### GIVEN EXERCISE
Rewrite the records from the line with "sla_map-cell — [724, 446, 729, 451]" to the line with "sst_map-cell — [844, 86, 849, 91]", putting "sst-map-cell" wherever "sst_map-cell" occurs and leaving everything else as it is.

(Dataset rows)
# # #
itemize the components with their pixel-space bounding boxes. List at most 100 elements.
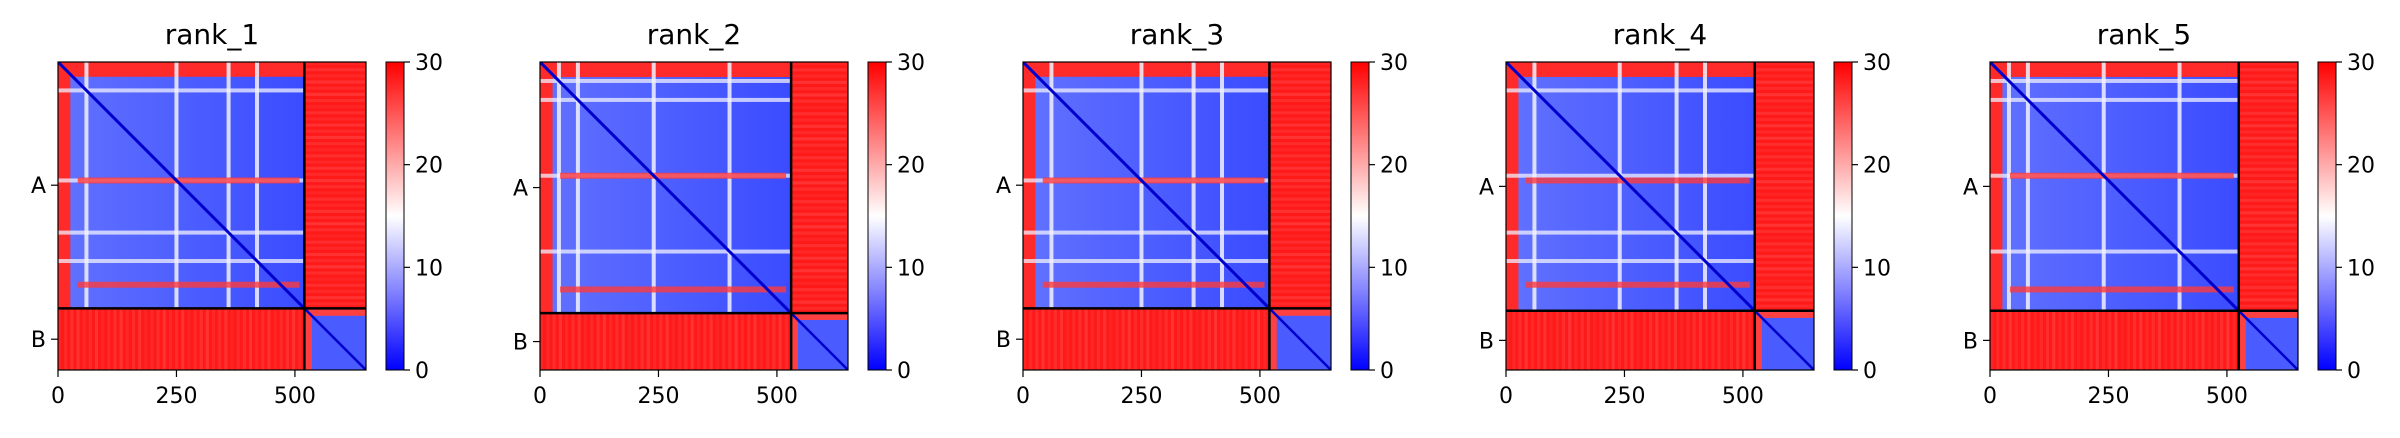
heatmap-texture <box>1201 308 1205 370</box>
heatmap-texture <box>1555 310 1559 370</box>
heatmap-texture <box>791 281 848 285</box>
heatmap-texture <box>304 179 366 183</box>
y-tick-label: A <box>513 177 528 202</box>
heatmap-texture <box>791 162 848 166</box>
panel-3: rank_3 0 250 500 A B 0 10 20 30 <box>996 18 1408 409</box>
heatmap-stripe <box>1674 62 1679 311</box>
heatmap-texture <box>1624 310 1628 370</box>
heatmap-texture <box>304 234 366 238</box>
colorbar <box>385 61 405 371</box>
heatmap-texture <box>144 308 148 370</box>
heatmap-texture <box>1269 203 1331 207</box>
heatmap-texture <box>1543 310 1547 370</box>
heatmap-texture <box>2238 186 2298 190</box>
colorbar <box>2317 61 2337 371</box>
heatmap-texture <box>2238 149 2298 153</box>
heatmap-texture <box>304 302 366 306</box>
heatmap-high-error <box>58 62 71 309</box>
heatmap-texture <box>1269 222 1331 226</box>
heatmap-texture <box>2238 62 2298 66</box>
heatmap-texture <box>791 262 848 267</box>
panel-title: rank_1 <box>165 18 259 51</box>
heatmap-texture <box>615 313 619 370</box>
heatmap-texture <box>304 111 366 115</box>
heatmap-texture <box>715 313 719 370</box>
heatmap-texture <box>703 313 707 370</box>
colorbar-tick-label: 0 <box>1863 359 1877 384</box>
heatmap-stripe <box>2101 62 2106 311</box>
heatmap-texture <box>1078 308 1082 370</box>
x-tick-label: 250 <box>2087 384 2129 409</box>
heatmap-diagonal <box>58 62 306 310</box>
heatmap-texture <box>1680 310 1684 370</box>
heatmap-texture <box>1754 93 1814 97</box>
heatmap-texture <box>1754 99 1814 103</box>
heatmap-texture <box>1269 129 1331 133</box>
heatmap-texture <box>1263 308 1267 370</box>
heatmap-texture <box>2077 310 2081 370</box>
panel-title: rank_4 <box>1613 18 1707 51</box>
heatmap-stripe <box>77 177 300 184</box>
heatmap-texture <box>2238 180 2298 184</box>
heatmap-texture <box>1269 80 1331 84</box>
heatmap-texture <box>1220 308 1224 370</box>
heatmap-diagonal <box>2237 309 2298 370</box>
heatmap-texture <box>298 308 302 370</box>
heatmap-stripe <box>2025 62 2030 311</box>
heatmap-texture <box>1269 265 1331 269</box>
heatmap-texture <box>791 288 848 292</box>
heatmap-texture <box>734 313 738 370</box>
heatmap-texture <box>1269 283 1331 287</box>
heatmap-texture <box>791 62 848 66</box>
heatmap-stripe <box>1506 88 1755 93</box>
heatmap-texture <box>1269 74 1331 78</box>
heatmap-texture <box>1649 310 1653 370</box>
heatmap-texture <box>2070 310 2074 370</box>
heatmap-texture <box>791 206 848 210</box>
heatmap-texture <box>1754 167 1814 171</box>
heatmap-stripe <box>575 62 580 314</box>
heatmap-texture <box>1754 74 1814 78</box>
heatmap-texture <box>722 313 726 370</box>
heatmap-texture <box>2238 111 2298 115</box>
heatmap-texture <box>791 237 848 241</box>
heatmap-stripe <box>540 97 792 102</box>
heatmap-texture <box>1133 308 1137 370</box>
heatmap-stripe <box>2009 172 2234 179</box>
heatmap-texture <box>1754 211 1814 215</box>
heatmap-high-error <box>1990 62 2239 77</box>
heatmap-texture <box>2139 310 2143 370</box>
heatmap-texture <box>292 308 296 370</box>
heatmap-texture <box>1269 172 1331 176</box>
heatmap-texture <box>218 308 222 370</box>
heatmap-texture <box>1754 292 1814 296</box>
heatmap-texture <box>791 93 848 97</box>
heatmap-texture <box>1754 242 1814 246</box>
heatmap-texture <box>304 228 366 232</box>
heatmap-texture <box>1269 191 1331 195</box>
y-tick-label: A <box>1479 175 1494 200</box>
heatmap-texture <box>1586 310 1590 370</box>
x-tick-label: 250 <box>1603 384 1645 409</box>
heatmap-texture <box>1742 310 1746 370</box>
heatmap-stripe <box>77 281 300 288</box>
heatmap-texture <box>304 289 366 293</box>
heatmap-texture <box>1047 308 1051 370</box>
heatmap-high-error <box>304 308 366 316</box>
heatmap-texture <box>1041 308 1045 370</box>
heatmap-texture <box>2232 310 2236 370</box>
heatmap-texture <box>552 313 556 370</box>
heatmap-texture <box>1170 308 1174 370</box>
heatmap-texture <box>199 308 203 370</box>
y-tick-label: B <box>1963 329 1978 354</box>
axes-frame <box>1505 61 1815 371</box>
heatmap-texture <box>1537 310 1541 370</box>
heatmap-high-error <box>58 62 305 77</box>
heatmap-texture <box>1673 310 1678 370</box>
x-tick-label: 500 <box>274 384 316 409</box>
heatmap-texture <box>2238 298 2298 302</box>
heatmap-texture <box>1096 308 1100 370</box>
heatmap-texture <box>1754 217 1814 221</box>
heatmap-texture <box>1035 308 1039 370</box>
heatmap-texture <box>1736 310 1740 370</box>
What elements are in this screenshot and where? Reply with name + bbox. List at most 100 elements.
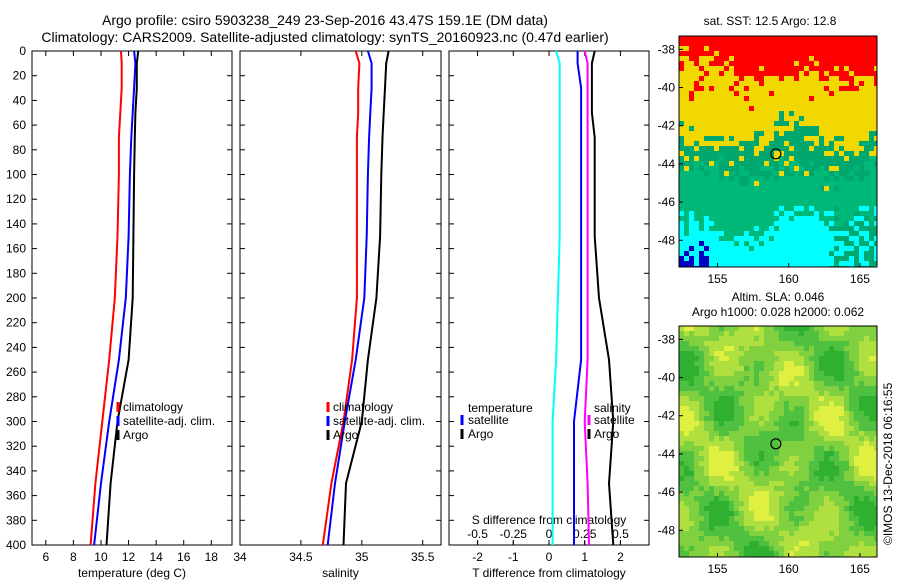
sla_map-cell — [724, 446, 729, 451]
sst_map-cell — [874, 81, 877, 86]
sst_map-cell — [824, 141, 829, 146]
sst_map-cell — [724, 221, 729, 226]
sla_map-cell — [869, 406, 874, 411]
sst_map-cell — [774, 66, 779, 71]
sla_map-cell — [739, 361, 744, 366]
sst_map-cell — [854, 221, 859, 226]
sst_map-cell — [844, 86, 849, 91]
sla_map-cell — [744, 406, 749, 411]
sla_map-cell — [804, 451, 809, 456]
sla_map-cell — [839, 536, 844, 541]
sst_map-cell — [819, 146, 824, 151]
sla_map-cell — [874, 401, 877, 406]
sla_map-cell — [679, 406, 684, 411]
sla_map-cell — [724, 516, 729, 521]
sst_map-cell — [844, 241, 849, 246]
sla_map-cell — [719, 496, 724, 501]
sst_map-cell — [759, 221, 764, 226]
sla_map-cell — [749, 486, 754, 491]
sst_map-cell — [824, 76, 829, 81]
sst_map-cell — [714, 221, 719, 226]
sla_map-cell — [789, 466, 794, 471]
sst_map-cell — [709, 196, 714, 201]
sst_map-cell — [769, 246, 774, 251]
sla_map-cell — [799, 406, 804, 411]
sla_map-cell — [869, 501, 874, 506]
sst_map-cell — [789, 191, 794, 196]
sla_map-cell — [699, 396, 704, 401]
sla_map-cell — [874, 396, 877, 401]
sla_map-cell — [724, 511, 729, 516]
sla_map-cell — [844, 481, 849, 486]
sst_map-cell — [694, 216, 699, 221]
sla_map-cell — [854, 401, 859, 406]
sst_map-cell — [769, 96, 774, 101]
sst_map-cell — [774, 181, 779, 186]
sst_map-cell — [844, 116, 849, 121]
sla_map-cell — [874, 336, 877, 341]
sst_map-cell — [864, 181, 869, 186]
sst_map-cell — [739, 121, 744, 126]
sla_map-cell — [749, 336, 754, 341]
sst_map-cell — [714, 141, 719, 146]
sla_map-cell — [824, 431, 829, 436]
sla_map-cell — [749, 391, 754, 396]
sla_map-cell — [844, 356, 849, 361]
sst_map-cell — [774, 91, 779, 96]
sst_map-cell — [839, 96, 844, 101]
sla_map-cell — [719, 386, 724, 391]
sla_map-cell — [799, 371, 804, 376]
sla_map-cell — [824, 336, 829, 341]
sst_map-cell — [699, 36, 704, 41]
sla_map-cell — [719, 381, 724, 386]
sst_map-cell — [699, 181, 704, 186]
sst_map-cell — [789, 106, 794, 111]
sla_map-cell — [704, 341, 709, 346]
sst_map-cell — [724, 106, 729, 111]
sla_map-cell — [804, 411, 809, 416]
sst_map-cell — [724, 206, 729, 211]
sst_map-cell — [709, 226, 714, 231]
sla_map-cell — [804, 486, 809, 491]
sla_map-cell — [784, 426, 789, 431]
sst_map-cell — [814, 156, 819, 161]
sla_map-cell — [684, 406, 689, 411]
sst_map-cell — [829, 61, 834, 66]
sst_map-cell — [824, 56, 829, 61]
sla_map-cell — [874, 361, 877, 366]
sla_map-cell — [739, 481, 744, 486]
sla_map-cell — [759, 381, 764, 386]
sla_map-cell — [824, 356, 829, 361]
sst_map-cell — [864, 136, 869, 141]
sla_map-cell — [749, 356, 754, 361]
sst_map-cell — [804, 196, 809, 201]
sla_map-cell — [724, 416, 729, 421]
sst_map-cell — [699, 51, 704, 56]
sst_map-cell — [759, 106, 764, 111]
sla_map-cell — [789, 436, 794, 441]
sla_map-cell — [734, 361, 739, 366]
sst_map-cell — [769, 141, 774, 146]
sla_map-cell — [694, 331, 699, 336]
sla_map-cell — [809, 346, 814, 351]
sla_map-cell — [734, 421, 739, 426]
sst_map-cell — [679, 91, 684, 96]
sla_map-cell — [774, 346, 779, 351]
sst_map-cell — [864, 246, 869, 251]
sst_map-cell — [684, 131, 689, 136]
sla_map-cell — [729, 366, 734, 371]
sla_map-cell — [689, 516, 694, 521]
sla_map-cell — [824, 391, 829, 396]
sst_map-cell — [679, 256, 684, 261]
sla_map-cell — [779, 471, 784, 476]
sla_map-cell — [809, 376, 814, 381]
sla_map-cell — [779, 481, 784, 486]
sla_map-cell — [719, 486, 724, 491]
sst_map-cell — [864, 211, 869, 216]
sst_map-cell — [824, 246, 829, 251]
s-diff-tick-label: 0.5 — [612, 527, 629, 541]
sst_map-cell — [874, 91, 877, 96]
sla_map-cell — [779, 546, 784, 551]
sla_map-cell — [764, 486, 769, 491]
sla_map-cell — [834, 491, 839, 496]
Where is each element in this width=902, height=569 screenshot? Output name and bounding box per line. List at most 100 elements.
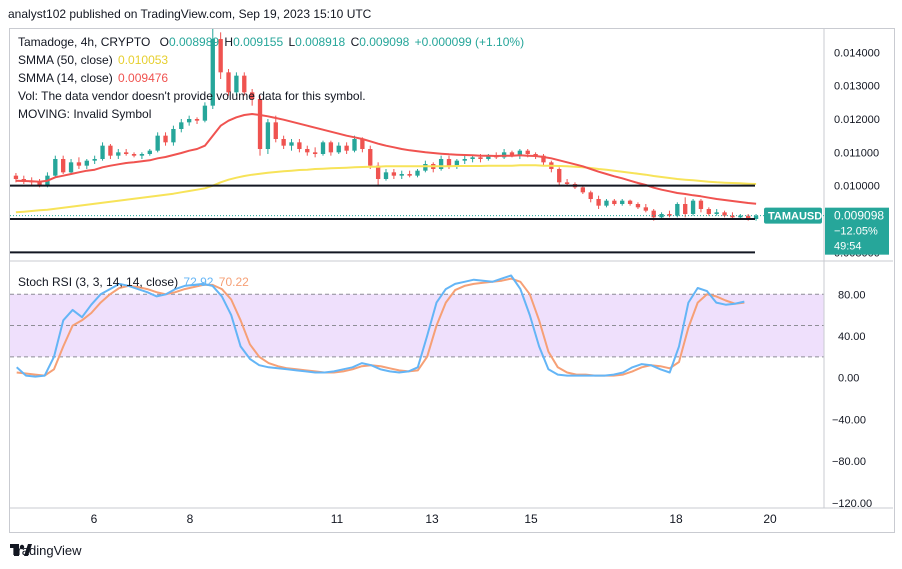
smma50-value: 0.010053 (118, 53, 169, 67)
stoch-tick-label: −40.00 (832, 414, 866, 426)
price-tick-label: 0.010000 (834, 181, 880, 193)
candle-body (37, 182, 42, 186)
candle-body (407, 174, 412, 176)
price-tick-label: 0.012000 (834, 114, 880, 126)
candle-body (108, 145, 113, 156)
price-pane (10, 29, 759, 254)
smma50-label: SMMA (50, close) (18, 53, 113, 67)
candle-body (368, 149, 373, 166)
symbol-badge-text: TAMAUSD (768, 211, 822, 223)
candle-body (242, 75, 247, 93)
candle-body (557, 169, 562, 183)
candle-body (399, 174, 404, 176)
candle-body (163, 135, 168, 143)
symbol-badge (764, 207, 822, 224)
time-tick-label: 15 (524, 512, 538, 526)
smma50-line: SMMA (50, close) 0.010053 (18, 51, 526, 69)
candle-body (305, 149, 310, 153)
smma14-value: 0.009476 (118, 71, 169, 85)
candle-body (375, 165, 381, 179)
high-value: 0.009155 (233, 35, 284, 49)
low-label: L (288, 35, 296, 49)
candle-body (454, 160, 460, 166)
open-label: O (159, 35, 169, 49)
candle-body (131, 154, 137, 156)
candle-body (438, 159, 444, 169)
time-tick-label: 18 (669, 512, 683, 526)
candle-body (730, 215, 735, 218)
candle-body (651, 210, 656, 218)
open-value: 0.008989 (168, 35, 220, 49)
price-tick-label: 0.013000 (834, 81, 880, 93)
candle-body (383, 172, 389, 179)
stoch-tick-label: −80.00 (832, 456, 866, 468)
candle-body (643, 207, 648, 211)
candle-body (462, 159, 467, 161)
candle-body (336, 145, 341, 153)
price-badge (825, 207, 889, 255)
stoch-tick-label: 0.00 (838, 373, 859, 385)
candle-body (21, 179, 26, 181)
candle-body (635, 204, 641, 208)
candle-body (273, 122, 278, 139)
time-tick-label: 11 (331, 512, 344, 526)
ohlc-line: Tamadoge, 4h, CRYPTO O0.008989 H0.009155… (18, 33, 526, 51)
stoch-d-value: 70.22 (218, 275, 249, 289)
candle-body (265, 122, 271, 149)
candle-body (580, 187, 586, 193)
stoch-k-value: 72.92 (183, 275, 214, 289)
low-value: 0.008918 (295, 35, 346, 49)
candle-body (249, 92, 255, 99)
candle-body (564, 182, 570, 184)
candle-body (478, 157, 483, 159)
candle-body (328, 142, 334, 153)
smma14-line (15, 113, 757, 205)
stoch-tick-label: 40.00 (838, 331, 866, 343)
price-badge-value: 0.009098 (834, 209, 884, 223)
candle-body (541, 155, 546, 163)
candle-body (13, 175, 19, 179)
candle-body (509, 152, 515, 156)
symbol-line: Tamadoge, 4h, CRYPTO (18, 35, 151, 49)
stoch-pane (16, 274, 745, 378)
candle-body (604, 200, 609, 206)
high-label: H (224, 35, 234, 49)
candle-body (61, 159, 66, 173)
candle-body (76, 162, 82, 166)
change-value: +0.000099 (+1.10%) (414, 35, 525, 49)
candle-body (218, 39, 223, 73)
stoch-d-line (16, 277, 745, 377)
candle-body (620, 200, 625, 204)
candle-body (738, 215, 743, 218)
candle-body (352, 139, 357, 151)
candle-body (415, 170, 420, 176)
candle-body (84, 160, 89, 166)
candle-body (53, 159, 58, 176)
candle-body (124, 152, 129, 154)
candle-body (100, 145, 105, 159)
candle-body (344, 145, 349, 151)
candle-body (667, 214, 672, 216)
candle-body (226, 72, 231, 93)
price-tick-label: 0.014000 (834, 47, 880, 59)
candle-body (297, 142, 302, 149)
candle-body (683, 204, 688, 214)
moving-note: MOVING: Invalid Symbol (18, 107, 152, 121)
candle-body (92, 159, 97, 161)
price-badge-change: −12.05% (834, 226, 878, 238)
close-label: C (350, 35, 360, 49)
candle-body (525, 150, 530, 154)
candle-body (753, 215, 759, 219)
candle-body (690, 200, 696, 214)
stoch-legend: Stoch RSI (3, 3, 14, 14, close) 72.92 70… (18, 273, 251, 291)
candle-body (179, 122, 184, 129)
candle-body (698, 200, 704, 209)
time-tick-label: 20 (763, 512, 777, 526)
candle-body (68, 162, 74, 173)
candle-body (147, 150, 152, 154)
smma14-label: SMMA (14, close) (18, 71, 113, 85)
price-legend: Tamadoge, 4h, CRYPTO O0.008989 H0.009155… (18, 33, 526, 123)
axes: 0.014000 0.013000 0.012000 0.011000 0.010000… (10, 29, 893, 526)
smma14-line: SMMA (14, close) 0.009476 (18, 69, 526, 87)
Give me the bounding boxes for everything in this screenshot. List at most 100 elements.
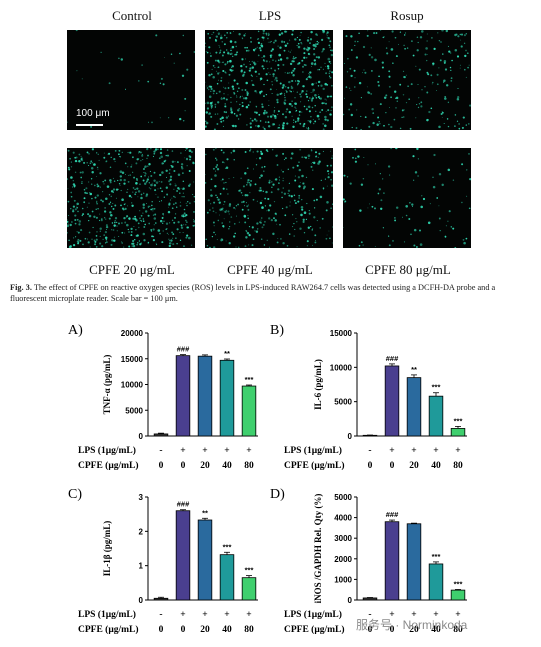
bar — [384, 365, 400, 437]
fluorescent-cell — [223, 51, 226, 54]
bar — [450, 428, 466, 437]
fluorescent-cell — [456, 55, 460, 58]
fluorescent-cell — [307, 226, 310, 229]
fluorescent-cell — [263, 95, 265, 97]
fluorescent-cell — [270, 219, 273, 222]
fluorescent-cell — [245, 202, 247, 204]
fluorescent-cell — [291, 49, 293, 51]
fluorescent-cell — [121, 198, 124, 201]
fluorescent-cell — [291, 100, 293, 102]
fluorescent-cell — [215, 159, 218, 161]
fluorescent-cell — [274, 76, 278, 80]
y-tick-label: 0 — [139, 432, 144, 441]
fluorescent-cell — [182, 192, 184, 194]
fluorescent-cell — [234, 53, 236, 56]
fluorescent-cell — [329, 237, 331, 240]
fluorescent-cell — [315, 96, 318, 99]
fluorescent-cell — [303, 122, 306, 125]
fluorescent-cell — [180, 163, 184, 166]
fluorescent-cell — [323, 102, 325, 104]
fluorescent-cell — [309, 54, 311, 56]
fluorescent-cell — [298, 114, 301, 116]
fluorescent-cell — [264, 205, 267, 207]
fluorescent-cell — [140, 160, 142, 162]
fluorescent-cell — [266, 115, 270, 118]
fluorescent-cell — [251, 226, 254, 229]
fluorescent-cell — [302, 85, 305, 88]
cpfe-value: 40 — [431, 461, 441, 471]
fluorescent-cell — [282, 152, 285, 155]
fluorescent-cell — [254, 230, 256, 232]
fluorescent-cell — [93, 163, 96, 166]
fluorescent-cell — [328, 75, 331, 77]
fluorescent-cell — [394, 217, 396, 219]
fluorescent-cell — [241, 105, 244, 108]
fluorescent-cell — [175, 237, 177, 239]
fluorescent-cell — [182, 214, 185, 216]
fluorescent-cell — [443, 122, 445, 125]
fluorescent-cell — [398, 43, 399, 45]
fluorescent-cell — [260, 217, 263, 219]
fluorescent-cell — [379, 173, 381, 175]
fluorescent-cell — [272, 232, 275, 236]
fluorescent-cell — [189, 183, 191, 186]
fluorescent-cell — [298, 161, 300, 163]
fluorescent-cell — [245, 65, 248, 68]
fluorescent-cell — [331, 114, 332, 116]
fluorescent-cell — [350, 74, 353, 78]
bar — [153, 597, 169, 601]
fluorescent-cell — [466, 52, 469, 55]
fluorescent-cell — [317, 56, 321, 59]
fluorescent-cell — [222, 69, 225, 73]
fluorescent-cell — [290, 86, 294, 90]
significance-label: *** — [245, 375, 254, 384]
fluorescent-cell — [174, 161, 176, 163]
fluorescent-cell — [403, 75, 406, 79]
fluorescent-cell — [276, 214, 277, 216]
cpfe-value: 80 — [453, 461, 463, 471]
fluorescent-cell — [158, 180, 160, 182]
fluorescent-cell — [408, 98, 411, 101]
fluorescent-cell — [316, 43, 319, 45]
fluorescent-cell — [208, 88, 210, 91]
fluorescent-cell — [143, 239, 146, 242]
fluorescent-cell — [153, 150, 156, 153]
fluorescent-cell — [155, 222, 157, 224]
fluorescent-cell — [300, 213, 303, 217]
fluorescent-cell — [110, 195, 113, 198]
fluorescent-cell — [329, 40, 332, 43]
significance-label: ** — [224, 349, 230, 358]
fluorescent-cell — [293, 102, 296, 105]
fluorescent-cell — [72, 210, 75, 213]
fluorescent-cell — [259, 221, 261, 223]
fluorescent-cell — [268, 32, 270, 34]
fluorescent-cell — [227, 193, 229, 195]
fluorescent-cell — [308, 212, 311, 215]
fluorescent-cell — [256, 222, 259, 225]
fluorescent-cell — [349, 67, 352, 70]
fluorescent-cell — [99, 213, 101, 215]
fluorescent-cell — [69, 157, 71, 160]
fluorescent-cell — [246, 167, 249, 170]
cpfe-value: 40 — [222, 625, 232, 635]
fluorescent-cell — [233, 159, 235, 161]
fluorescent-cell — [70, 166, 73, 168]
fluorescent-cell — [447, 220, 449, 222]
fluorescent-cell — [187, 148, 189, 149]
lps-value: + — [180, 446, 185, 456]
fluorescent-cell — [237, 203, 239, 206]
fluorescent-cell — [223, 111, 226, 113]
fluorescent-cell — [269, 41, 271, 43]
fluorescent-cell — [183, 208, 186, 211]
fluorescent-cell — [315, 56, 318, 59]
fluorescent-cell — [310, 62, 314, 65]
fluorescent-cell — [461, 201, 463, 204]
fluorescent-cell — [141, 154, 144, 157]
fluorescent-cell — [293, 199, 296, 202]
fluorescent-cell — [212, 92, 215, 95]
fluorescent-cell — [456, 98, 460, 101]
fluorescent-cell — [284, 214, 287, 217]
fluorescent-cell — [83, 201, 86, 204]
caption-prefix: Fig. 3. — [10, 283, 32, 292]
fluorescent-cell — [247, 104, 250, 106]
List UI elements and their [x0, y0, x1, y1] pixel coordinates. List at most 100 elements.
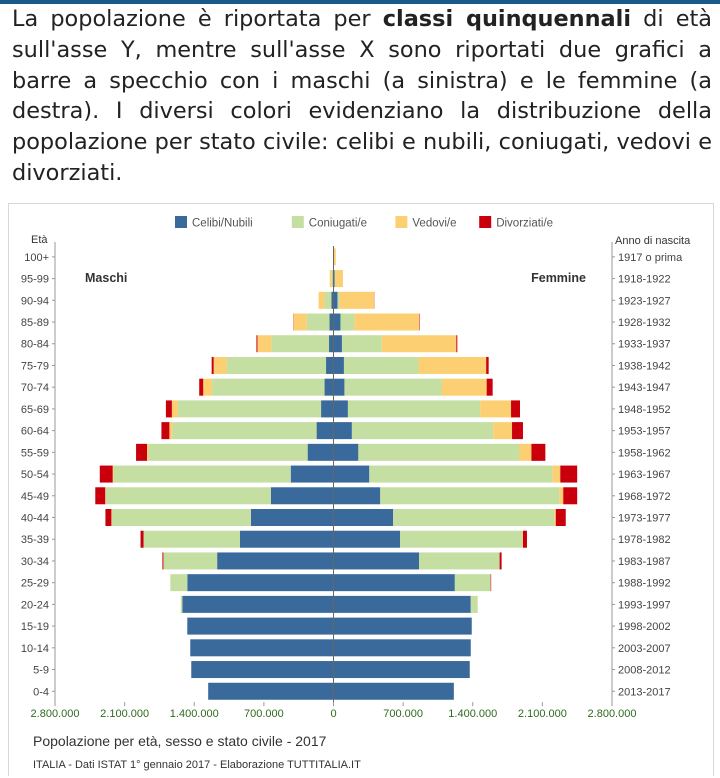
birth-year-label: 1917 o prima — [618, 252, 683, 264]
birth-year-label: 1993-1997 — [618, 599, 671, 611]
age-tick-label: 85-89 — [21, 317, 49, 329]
# # #
### WORKED SOLUTION
sla_map-cell — [724, 446, 729, 451]
sst-map-cell — [874, 81, 877, 86]
sst-map-cell — [824, 141, 829, 146]
sst-map-cell — [724, 221, 729, 226]
sla_map-cell — [869, 406, 874, 411]
sst-map-cell — [774, 66, 779, 71]
sla_map-cell — [739, 361, 744, 366]
sst-map-cell — [854, 221, 859, 226]
sst-map-cell — [844, 86, 849, 91]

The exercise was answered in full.